§ TASK DESCRIPTION:
Sift the material for lines containing "Then", and return them.

Source data:
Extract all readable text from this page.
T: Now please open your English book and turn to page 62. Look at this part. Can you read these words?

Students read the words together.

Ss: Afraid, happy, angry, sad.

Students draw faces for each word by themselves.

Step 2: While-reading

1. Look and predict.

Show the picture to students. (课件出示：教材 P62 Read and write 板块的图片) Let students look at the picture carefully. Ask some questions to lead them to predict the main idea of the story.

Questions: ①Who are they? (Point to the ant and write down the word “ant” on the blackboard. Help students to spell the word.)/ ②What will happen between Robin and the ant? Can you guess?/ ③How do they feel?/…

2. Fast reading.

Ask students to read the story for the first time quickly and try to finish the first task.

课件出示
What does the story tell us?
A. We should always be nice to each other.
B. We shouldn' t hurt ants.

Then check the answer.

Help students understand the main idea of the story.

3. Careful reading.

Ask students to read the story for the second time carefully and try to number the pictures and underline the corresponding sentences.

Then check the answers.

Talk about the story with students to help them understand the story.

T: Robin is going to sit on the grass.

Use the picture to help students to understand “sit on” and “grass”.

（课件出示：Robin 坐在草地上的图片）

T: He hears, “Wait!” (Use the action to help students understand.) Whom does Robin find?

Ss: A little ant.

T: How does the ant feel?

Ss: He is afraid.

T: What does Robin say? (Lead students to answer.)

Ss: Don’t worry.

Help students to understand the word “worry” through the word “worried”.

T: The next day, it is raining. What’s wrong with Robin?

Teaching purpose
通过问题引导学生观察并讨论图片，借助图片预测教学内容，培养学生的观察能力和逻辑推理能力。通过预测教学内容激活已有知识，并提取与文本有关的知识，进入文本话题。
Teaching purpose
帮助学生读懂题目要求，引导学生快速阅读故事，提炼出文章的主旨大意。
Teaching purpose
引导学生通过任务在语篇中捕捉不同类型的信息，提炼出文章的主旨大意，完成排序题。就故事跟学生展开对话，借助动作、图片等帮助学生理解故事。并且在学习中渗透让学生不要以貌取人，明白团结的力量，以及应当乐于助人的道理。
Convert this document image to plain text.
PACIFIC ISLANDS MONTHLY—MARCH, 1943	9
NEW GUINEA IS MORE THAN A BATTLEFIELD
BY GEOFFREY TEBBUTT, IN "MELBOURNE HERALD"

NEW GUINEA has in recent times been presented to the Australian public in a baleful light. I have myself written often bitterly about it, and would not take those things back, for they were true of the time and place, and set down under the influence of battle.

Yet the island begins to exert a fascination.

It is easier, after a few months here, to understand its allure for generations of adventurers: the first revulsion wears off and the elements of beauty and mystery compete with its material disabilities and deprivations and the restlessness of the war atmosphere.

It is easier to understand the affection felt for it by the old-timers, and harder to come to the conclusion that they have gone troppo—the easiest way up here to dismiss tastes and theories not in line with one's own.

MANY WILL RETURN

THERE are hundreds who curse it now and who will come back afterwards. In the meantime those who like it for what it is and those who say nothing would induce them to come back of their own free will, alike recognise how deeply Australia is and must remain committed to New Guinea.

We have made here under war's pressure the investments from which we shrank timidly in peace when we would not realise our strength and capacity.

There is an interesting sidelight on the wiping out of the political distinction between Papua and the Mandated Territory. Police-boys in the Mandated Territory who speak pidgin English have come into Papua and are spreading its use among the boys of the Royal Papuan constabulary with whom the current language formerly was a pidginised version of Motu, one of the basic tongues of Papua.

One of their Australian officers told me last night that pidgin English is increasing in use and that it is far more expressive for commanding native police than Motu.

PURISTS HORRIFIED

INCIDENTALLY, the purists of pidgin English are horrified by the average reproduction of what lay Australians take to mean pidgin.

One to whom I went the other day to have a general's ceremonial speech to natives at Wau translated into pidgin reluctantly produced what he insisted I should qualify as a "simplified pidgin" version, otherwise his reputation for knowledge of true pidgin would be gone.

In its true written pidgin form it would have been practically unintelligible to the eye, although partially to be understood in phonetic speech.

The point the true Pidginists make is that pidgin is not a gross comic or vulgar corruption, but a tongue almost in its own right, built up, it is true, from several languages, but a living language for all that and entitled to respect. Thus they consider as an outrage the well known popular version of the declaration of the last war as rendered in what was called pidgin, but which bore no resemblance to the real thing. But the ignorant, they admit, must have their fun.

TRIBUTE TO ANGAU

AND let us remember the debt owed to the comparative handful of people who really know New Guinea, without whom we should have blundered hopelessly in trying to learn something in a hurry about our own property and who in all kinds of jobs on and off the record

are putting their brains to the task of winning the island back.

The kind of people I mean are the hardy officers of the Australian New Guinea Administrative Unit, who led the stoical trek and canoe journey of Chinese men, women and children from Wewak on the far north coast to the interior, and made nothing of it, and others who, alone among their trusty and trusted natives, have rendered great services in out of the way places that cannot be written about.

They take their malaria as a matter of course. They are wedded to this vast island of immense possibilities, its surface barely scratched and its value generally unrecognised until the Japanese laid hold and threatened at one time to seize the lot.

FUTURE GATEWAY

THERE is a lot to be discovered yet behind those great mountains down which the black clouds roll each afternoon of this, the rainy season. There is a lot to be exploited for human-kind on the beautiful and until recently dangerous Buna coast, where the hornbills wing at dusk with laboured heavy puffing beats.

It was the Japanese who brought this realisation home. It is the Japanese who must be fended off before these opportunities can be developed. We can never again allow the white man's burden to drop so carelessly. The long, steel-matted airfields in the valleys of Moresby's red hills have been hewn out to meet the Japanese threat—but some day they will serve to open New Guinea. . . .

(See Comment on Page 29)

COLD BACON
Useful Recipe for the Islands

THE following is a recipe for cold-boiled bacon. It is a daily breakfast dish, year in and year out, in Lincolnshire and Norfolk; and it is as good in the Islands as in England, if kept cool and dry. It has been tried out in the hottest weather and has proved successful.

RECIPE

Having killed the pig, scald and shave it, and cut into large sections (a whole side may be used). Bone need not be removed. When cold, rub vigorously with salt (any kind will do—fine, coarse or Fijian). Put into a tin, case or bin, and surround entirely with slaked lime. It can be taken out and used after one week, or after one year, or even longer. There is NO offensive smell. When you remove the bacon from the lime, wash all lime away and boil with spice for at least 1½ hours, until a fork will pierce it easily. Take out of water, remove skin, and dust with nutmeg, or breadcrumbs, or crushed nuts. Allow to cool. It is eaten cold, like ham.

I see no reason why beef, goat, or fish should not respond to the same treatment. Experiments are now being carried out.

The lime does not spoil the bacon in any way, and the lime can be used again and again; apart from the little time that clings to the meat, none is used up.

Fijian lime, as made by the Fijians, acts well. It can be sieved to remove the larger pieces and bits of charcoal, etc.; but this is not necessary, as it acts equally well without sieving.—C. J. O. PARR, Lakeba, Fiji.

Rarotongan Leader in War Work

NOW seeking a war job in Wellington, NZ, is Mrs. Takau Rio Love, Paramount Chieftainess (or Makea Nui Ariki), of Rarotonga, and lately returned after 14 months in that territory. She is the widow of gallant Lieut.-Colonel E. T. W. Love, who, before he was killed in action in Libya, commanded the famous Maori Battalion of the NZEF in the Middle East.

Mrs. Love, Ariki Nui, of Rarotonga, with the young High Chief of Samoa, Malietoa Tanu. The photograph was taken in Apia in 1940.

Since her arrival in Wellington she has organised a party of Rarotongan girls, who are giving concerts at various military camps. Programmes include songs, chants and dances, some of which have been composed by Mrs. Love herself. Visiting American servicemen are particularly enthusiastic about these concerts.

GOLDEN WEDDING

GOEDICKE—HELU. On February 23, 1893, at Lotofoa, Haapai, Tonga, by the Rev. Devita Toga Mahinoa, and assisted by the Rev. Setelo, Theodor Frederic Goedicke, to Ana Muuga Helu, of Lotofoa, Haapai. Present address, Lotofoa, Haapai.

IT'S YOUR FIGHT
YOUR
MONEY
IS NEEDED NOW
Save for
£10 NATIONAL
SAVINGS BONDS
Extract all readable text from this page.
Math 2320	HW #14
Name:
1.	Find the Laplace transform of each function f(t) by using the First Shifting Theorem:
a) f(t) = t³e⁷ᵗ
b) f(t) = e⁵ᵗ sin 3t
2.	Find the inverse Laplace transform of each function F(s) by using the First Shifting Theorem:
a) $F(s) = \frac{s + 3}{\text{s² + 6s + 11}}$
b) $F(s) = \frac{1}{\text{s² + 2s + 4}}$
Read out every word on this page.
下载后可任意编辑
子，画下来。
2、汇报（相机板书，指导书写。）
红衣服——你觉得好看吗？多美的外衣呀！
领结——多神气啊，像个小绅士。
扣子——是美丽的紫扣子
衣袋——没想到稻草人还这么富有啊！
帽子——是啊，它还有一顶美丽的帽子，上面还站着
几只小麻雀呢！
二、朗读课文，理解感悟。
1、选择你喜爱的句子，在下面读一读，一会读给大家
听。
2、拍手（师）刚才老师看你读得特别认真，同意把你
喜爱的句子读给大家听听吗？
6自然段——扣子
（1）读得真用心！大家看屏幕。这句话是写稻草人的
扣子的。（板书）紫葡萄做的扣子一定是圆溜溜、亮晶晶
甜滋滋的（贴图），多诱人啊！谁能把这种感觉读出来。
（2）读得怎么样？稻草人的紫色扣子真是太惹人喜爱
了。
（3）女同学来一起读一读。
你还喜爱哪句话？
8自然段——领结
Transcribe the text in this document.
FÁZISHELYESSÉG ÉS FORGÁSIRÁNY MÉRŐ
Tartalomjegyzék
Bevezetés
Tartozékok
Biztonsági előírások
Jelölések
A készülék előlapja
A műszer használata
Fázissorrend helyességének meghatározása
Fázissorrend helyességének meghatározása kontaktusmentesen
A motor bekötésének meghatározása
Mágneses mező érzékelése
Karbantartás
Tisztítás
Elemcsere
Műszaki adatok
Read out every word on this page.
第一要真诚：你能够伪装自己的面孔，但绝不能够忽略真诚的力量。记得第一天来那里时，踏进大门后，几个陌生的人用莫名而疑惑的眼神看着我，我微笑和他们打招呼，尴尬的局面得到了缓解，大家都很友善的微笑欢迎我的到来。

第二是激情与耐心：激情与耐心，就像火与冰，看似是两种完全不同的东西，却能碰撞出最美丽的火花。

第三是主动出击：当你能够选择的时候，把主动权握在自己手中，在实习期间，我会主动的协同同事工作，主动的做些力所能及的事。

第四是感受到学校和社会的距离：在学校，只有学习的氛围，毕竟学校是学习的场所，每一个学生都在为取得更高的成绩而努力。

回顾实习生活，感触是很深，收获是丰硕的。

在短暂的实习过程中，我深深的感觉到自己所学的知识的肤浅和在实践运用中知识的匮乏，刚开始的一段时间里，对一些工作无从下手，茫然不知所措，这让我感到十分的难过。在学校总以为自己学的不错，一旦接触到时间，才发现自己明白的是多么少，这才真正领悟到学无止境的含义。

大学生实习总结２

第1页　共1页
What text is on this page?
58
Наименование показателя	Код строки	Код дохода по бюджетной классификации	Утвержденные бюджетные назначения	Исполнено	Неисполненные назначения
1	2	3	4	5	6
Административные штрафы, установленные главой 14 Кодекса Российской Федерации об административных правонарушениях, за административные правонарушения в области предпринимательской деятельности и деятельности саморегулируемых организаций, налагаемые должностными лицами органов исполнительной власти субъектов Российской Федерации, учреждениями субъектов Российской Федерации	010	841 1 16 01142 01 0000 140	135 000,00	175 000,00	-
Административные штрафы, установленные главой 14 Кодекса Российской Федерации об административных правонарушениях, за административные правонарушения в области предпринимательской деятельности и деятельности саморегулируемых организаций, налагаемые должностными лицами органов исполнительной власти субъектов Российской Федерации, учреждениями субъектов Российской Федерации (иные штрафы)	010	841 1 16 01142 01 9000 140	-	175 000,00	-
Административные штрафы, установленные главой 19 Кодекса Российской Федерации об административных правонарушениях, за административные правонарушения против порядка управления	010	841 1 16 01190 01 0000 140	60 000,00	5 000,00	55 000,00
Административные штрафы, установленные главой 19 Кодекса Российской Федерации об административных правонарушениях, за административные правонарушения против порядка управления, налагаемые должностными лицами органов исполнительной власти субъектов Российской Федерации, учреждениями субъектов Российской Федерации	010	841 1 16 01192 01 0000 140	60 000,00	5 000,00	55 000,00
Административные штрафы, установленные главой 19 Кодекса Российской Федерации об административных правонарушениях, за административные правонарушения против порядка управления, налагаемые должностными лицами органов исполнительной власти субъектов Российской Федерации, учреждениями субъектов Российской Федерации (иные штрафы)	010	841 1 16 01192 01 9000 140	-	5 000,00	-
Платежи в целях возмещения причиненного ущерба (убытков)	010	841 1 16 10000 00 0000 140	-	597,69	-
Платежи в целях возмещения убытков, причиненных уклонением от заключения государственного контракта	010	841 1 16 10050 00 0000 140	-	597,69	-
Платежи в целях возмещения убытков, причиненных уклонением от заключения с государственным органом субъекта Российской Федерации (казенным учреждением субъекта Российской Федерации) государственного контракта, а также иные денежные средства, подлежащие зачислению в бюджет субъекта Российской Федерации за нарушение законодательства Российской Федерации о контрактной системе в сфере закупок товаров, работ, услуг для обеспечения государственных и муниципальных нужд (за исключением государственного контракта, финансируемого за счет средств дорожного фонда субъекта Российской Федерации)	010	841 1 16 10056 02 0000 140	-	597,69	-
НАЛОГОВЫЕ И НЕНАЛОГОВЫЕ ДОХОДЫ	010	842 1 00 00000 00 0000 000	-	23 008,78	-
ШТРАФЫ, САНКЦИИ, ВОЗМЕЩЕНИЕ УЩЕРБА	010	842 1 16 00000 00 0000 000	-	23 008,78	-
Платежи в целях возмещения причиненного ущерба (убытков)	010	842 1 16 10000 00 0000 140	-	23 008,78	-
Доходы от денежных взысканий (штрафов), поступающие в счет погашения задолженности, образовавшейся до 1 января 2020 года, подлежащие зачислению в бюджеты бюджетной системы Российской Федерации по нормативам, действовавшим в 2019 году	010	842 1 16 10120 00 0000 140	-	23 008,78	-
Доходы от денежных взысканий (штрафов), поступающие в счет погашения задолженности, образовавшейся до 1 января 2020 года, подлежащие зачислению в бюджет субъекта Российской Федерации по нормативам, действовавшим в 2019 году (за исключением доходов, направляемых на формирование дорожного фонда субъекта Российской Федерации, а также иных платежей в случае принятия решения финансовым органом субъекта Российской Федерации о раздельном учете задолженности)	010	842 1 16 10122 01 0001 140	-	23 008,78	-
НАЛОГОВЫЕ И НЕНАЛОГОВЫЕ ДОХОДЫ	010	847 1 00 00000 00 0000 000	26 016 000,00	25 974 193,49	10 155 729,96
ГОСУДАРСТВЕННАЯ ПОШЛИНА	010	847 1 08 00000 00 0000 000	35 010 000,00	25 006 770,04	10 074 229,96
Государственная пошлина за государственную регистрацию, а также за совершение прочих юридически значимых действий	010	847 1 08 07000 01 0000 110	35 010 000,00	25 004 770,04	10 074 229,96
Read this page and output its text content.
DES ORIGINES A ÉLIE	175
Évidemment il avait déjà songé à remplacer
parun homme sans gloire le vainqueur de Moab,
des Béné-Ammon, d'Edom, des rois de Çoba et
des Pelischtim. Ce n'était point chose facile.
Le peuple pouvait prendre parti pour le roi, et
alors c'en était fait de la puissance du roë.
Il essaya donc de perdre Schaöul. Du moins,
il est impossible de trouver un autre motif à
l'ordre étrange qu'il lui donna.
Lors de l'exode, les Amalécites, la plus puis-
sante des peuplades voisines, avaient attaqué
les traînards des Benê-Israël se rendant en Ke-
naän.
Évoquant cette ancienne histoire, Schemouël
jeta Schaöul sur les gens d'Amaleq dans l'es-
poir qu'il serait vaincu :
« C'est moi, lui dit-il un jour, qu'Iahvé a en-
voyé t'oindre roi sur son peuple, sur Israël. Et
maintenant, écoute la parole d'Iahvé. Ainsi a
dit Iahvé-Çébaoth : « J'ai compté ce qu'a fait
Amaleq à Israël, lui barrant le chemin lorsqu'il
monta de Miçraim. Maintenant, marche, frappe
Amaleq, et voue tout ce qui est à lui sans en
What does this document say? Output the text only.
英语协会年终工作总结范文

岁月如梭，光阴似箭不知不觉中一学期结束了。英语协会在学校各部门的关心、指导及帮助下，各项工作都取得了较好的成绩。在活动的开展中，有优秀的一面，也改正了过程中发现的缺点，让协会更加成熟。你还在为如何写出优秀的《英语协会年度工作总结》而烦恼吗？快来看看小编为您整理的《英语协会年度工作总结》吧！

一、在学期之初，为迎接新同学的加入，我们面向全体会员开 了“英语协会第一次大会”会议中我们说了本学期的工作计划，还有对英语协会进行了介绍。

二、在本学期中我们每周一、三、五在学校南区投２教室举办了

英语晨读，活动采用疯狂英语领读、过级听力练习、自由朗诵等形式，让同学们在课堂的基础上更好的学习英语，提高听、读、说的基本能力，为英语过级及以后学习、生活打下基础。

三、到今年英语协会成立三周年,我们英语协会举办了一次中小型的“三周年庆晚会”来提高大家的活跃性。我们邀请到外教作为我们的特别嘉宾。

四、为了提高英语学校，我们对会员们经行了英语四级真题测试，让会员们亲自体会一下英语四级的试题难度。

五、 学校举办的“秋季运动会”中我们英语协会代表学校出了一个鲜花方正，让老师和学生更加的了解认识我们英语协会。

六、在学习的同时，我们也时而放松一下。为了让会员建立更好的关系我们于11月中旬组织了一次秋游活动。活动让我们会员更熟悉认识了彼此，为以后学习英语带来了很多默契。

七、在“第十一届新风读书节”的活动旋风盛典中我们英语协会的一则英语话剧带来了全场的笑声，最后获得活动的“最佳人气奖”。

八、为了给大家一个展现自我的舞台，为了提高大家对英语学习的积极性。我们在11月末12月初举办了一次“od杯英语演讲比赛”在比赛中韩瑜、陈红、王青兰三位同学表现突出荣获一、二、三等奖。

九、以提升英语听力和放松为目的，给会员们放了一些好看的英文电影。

§ EXERCISE OUTPUT:
Then check the answer.
Then check the answers.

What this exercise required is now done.